Retype the records below exactly as they appear.

= = = = = = =

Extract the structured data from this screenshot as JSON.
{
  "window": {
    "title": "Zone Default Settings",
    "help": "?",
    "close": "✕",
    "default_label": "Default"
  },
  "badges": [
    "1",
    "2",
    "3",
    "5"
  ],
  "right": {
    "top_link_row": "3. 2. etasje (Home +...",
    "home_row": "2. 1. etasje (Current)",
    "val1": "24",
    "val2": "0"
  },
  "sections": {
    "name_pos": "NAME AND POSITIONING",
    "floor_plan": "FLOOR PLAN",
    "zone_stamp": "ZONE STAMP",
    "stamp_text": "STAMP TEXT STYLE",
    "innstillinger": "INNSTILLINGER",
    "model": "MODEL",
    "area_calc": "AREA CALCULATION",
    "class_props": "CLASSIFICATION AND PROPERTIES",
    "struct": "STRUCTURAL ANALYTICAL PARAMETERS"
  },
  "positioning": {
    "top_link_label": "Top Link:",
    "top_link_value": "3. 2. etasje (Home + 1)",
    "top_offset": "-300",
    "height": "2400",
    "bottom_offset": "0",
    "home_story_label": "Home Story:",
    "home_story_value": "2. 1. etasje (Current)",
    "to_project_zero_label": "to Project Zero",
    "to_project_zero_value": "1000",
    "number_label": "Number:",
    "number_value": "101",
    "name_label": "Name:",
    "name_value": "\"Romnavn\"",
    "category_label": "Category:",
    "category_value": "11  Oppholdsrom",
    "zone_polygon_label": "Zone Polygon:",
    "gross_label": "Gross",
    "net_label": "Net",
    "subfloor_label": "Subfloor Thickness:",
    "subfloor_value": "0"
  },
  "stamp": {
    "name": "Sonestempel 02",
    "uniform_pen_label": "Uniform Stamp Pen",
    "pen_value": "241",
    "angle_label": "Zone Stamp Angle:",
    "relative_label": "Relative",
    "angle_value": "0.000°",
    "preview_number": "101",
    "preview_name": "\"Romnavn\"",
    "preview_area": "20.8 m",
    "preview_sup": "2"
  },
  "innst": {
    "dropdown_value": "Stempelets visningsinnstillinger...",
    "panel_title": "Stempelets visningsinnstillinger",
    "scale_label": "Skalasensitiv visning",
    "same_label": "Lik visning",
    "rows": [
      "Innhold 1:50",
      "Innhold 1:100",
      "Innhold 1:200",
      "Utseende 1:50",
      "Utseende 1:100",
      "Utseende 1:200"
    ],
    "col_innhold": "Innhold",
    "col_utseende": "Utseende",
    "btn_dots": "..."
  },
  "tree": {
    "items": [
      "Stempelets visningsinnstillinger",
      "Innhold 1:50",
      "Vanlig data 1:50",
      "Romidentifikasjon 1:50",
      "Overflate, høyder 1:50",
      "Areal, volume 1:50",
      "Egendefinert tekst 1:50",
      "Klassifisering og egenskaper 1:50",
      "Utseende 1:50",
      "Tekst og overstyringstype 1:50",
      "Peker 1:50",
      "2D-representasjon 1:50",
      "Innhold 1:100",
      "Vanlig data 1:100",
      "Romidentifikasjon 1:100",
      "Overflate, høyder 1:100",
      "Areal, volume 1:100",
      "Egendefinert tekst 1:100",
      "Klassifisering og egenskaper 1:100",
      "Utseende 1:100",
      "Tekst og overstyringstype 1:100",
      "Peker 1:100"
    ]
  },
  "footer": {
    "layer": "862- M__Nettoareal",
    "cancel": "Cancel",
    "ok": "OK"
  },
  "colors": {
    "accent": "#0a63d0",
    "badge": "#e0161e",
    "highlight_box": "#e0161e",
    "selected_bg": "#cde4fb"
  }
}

= = = = = = =

Response
Extract the structured data from this screenshot as JSON.
{
  "window": {
    "title": "Zone Default Settings",
    "help": "?",
    "close": "✕",
    "default_label": "Default"
  },
  "badges": [
    "1",
    "2",
    "3",
    "5"
  ],
  "right": {
    "top_link_row": "3. 2. etasje (Home +...",
    "home_row": "2. 1. etasje (Current)",
    "val1": "24",
    "val2": "0"
  },
  "sections": {
    "name_pos": "NAME AND POSITIONING",
    "floor_plan": "FLOOR PLAN",
    "zone_stamp": "ZONE STAMP",
    "stamp_text": "STAMP TEXT STYLE",
    "innstillinger": "INNSTILLINGER",
    "model": "MODEL",
    "area_calc": "AREA CALCULATION",
    "class_props": "CLASSIFICATION AND PROPERTIES",
    "struct": "STRUCTURAL ANALYTICAL PARAMETERS"
  },
  "positioning": {
    "top_link_label": "Top Link:",
    "top_link_value": "3. 2. etasje (Home + 1)",
    "top_offset": "-300",
    "height": "2400",
    "bottom_offset": "0",
    "home_story_label": "Home Story:",
    "home_story_value": "2. 1. etasje (Current)",
    "to_project_zero_label": "to Project Zero",
    "to_project_zero_value": "1000",
    "number_label": "Number:",
    "number_value": "101",
    "name_label": "Name:",
    "name_value": "\"Romnavn\"",
    "category_label": "Category:",
    "category_value": "11  Oppholdsrom",
    "zone_polygon_label": "Zone Polygon:",
    "gross_label": "Gross",
    "net_label": "Net",
    "subfloor_label": "Subfloor Thickness:",
    "subfloor_value": "0"
  },
  "stamp": {
    "name": "Sonestempel 02",
    "uniform_pen_label": "Uniform Stamp Pen",
    "pen_value": "241",
    "angle_label": "Zone Stamp Angle:",
    "relative_label": "Relative",
    "angle_value": "0.000°",
    "preview_number": "101",
    "preview_name": "\"Romnavn\"",
    "preview_area": "20.8 m",
    "preview_sup": "2"
  },
  "innst": {
    "dropdown_value": "Stempelets visningsinnstillinger...",
    "panel_title": "Stempelets visningsinnstillinger",
    "scale_label": "Skalasensitiv visning",
    "same_label": "Lik visning",
    "rows": [
      "Innhold 1:50",
      "Innhold 1:100",
      "Innhold 1:200",
      "Utseende 1:50",
      "Utseende 1:100",
      "Utseende 1:200"
    ],
    "col_innhold": "Innhold",
    "col_utseende": "Utseende",
    "btn_dots": "..."
  },
  "tree": {
    "items": [
      "Stempelets visningsinnstillinger",
      "Innhold 1:50",
      "Vanlig data 1:50",
      "Romidentifikasjon 1:50",
      "Overflate, høyder 1:50",
      "Areal, volume 1:50",
      "Egendefinert tekst 1:50",
      "Klassifisering og egenskaper 1:50",
      "Utseende 1:50",
      "Tekst og overstyringstype 1:50",
      "Peker 1:50",
      "2D-representasjon 1:50",
      "Innhold 1:100",
      "Vanlig data 1:100",
      "Romidentifikasjon 1:100",
      "Overflate, høyder 1:100",
      "Areal, volume 1:100",
      "Egendefinert tekst 1:100",
      "Klassifisering og egenskaper 1:100",
      "Utseende 1:100",
      "Tekst og overstyringstype 1:100",
      "Peker 1:100"
    ]
  },
  "footer": {
    "layer": "862- M__Nettoareal",
    "cancel": "Cancel",
    "ok": "OK"
  },
  "colors": {
    "accent": "#0a63d0",
    "badge": "#e0161e",
    "highlight_box": "#e0161e",
    "selected_bg": "#cde4fb"
  }
}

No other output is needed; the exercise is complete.